CONSIGNE ÉCRITE:
Reproduisez sans la moindre modification chaque ligne de l'ensemble des enregistrements qui suivent.
=== ENREGISTREMENTS FOURNIS ===
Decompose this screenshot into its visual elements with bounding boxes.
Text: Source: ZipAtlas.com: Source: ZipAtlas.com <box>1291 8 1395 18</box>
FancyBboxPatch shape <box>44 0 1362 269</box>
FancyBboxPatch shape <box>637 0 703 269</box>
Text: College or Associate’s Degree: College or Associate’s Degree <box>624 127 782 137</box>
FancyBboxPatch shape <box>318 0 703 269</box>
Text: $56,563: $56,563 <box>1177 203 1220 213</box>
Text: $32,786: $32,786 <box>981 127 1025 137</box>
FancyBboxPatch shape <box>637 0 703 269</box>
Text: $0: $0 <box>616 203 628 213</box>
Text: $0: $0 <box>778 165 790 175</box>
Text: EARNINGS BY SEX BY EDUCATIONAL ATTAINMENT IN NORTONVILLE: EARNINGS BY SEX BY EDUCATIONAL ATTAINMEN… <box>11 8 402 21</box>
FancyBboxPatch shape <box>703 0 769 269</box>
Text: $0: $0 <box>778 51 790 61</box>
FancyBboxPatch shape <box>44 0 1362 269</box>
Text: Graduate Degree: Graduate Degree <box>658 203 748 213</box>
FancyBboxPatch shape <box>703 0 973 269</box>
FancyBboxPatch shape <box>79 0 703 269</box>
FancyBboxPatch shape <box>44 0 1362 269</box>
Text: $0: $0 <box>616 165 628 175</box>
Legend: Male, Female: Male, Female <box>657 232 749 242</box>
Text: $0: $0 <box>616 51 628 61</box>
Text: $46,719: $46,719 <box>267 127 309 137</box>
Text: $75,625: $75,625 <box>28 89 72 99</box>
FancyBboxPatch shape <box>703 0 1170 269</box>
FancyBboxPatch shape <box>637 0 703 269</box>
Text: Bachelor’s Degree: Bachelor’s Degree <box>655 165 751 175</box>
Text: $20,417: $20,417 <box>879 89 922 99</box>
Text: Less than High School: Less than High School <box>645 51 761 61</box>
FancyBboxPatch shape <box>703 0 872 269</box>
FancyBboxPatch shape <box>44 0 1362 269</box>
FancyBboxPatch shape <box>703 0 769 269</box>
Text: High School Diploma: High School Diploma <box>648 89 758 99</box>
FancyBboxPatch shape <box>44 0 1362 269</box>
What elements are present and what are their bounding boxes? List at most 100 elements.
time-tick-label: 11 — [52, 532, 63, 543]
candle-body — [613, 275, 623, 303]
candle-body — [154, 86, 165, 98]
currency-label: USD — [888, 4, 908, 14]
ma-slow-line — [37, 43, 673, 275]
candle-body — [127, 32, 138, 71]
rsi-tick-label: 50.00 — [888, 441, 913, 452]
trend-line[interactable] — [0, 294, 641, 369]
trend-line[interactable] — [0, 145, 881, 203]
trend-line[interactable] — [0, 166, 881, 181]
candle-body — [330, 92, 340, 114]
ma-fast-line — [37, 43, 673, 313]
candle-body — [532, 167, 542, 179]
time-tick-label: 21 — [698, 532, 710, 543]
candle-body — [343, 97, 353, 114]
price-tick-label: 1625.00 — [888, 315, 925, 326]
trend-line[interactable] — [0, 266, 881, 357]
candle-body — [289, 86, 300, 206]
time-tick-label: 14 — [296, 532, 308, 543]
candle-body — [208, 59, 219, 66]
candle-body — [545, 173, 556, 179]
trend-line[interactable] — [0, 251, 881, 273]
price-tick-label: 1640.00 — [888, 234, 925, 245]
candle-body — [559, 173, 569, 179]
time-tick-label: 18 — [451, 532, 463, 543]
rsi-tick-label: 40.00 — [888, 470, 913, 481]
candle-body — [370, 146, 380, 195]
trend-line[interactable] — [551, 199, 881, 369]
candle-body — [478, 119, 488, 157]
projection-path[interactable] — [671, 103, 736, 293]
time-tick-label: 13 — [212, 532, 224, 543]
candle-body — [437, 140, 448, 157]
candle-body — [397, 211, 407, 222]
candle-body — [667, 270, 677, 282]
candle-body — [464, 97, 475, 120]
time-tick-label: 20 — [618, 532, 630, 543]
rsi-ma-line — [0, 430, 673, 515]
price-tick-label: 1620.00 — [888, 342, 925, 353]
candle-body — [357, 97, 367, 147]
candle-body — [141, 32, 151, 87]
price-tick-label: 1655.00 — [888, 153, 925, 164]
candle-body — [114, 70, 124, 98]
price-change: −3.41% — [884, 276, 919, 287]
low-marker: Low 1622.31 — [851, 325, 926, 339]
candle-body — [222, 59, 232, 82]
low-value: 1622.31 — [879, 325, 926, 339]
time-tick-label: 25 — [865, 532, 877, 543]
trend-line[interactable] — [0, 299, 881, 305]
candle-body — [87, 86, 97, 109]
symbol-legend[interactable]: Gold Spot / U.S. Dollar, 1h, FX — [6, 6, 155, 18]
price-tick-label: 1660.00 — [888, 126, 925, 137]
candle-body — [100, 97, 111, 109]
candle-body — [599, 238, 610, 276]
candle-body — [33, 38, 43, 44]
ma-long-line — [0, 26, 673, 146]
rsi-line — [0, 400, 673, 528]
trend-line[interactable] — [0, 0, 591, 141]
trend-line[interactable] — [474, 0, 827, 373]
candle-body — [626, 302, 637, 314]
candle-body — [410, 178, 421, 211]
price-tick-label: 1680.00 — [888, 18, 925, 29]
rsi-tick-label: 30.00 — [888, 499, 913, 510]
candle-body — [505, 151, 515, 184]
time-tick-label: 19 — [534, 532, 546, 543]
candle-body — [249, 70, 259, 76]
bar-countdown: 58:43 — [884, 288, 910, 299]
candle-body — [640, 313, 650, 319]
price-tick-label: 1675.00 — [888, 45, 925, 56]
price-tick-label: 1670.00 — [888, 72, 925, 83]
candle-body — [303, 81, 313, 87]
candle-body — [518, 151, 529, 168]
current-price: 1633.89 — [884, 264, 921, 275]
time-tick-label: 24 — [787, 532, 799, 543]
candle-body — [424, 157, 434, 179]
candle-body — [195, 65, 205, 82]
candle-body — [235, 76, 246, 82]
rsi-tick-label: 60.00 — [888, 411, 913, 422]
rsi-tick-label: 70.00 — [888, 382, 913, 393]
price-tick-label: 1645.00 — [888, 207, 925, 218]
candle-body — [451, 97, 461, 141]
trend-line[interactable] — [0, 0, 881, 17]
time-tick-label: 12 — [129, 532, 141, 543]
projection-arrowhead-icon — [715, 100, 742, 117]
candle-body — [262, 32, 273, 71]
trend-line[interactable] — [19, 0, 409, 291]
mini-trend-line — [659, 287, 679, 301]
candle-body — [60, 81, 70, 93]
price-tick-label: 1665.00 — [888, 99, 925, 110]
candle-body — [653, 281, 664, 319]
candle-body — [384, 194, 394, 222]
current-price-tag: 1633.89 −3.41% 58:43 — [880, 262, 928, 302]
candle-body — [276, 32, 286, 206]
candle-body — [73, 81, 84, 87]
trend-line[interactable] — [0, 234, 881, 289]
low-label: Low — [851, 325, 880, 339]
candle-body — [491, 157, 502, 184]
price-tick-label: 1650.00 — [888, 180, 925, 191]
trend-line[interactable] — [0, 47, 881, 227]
===
RÉPONSE À L'EXERCICE:
Decompose this screenshot into its visual elements with bounding boxes.
Text: Source: ZipAtlas.com: Source: ZipAtlas.com <box>1291 8 1395 18</box>
FancyBboxPatch shape <box>44 0 1362 269</box>
FancyBboxPatch shape <box>637 0 703 269</box>
Text: College or Associate’s Degree: College or Associate’s Degree <box>624 127 782 137</box>
FancyBboxPatch shape <box>318 0 703 269</box>
Text: $56,563: $56,563 <box>1177 203 1220 213</box>
Text: $32,786: $32,786 <box>981 127 1025 137</box>
FancyBboxPatch shape <box>637 0 703 269</box>
Text: $0: $0 <box>616 203 628 213</box>
Text: $0: $0 <box>778 165 790 175</box>
Text: EARNINGS BY SEX BY EDUCATIONAL ATTAINMENT IN NORTONVILLE: EARNINGS BY SEX BY EDUCATIONAL ATTAINMEN… <box>11 8 402 21</box>
FancyBboxPatch shape <box>703 0 769 269</box>
Text: $0: $0 <box>778 51 790 61</box>
FancyBboxPatch shape <box>44 0 1362 269</box>
Text: Graduate Degree: Graduate Degree <box>658 203 748 213</box>
FancyBboxPatch shape <box>703 0 973 269</box>
FancyBboxPatch shape <box>79 0 703 269</box>
FancyBboxPatch shape <box>44 0 1362 269</box>
Text: $0: $0 <box>616 165 628 175</box>
Legend: Male, Female: Male, Female <box>657 232 749 242</box>
Text: $0: $0 <box>616 51 628 61</box>
Text: $46,719: $46,719 <box>267 127 309 137</box>
Text: $75,625: $75,625 <box>28 89 72 99</box>
FancyBboxPatch shape <box>703 0 1170 269</box>
FancyBboxPatch shape <box>637 0 703 269</box>
Text: Bachelor’s Degree: Bachelor’s Degree <box>655 165 751 175</box>
Text: $20,417: $20,417 <box>879 89 922 99</box>
Text: Less than High School: Less than High School <box>645 51 761 61</box>
FancyBboxPatch shape <box>703 0 872 269</box>
FancyBboxPatch shape <box>44 0 1362 269</box>
FancyBboxPatch shape <box>703 0 769 269</box>
Text: High School Diploma: High School Diploma <box>648 89 758 99</box>
FancyBboxPatch shape <box>44 0 1362 269</box>
What elements are present and what are their bounding boxes? List at most 100 elements.
time-tick-label: 11 — [52, 532, 63, 543]
candle-body — [613, 275, 623, 303]
candle-body — [154, 86, 165, 98]
currency-label: USD — [888, 4, 908, 14]
ma-slow-line — [37, 43, 673, 275]
candle-body — [127, 32, 138, 71]
rsi-tick-label: 50.00 — [888, 441, 913, 452]
trend-line[interactable] — [0, 294, 641, 369]
trend-line[interactable] — [0, 145, 881, 203]
trend-line[interactable] — [0, 166, 881, 181]
candle-body — [330, 92, 340, 114]
ma-fast-line — [37, 43, 673, 313]
candle-body — [532, 167, 542, 179]
time-tick-label: 21 — [698, 532, 710, 543]
candle-body — [343, 97, 353, 114]
price-tick-label: 1625.00 — [888, 315, 925, 326]
trend-line[interactable] — [0, 266, 881, 357]
candle-body — [289, 86, 300, 206]
time-tick-label: 14 — [296, 532, 308, 543]
candle-body — [208, 59, 219, 66]
candle-body — [545, 173, 556, 179]
trend-line[interactable] — [0, 251, 881, 273]
price-tick-label: 1640.00 — [888, 234, 925, 245]
candle-body — [559, 173, 569, 179]
time-tick-label: 18 — [451, 532, 463, 543]
rsi-tick-label: 40.00 — [888, 470, 913, 481]
candle-body — [370, 146, 380, 195]
trend-line[interactable] — [551, 199, 881, 369]
candle-body — [478, 119, 488, 157]
projection-path[interactable] — [671, 103, 736, 293]
time-tick-label: 13 — [212, 532, 224, 543]
candle-body — [437, 140, 448, 157]
candle-body — [397, 211, 407, 222]
candle-body — [667, 270, 677, 282]
candle-body — [464, 97, 475, 120]
time-tick-label: 20 — [618, 532, 630, 543]
rsi-ma-line — [0, 430, 673, 515]
price-tick-label: 1620.00 — [888, 342, 925, 353]
candle-body — [357, 97, 367, 147]
candle-body — [141, 32, 151, 87]
price-tick-label: 1655.00 — [888, 153, 925, 164]
candle-body — [114, 70, 124, 98]
price-change: −3.41% — [884, 276, 919, 287]
low-marker: Low 1622.31 — [851, 325, 926, 339]
candle-body — [222, 59, 232, 82]
low-value: 1622.31 — [879, 325, 926, 339]
time-tick-label: 25 — [865, 532, 877, 543]
trend-line[interactable] — [0, 299, 881, 305]
candle-body — [87, 86, 97, 109]
symbol-legend[interactable]: Gold Spot / U.S. Dollar, 1h, FX — [6, 6, 155, 18]
price-tick-label: 1660.00 — [888, 126, 925, 137]
candle-body — [100, 97, 111, 109]
candle-body — [599, 238, 610, 276]
candle-body — [33, 38, 43, 44]
ma-long-line — [0, 26, 673, 146]
rsi-line — [0, 400, 673, 528]
trend-line[interactable] — [0, 0, 591, 141]
trend-line[interactable] — [474, 0, 827, 373]
candle-body — [626, 302, 637, 314]
candle-body — [410, 178, 421, 211]
price-tick-label: 1680.00 — [888, 18, 925, 29]
rsi-tick-label: 30.00 — [888, 499, 913, 510]
candle-body — [505, 151, 515, 184]
time-tick-label: 19 — [534, 532, 546, 543]
candle-body — [249, 70, 259, 76]
bar-countdown: 58:43 — [884, 288, 910, 299]
candle-body — [640, 313, 650, 319]
price-tick-label: 1675.00 — [888, 45, 925, 56]
price-tick-label: 1670.00 — [888, 72, 925, 83]
candle-body — [303, 81, 313, 87]
candle-body — [518, 151, 529, 168]
current-price: 1633.89 — [884, 264, 921, 275]
time-tick-label: 24 — [787, 532, 799, 543]
candle-body — [424, 157, 434, 179]
candle-body — [195, 65, 205, 82]
candle-body — [235, 76, 246, 82]
rsi-tick-label: 60.00 — [888, 411, 913, 422]
rsi-tick-label: 70.00 — [888, 382, 913, 393]
price-tick-label: 1645.00 — [888, 207, 925, 218]
candle-body — [451, 97, 461, 141]
trend-line[interactable] — [0, 0, 881, 17]
time-tick-label: 12 — [129, 532, 141, 543]
projection-arrowhead-icon — [715, 100, 742, 117]
candle-body — [262, 32, 273, 71]
trend-line[interactable] — [19, 0, 409, 291]
mini-trend-line — [659, 287, 679, 301]
candle-body — [60, 81, 70, 93]
price-tick-label: 1665.00 — [888, 99, 925, 110]
candle-body — [653, 281, 664, 319]
candle-body — [384, 194, 394, 222]
current-price-tag: 1633.89 −3.41% 58:43 — [880, 262, 928, 302]
candle-body — [276, 32, 286, 206]
candle-body — [73, 81, 84, 87]
trend-line[interactable] — [0, 234, 881, 289]
low-label: Low — [851, 325, 880, 339]
candle-body — [491, 157, 502, 184]
price-tick-label: 1650.00 — [888, 180, 925, 191]
trend-line[interactable] — [0, 47, 881, 227]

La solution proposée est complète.